* **WHAT TO DO**
Count, in the entries below, the lines in which "distribution" occurs. Give the number, nothing more.

═════ MATERIAL FOR THIS EXERCISE

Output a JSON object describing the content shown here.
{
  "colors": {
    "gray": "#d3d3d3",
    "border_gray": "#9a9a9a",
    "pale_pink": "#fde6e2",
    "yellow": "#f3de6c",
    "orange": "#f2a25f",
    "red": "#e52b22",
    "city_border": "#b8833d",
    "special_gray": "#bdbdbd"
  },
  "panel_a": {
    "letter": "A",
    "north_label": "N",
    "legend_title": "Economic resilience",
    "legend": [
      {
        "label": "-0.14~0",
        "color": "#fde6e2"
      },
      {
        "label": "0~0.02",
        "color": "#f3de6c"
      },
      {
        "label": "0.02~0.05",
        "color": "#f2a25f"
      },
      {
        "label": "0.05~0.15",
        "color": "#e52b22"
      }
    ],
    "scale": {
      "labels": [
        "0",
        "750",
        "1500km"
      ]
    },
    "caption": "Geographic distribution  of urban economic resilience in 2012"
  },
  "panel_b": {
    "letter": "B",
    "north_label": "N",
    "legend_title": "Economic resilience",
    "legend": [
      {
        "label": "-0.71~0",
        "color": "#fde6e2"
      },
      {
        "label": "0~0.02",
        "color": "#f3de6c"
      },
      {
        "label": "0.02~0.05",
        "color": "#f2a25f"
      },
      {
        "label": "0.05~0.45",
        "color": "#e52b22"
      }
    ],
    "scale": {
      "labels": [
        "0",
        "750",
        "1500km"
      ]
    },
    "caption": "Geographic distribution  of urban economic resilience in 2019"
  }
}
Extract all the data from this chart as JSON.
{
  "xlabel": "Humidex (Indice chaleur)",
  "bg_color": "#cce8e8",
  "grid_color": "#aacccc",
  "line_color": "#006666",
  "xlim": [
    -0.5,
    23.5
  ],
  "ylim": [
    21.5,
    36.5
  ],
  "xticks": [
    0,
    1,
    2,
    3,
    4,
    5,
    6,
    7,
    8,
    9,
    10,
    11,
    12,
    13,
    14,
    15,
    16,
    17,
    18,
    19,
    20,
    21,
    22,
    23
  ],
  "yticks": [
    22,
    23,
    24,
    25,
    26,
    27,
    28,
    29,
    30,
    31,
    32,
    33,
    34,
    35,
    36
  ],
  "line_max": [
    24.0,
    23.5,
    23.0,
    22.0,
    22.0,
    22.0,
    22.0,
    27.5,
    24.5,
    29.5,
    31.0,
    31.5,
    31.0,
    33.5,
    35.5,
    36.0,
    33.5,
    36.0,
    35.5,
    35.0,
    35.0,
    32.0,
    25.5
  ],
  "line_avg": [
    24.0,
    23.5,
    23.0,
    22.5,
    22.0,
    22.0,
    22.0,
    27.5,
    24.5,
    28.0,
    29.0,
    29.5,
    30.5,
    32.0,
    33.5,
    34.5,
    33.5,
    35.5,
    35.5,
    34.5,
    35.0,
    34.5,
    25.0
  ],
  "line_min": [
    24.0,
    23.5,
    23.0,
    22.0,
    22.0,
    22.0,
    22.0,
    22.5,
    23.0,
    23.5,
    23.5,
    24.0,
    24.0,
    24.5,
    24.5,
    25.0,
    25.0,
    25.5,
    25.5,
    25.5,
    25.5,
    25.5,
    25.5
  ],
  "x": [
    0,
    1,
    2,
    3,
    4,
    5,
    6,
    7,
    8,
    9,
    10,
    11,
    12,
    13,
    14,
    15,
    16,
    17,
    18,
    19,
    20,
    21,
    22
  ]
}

══════════

* **FINISHED EXERCISE**
2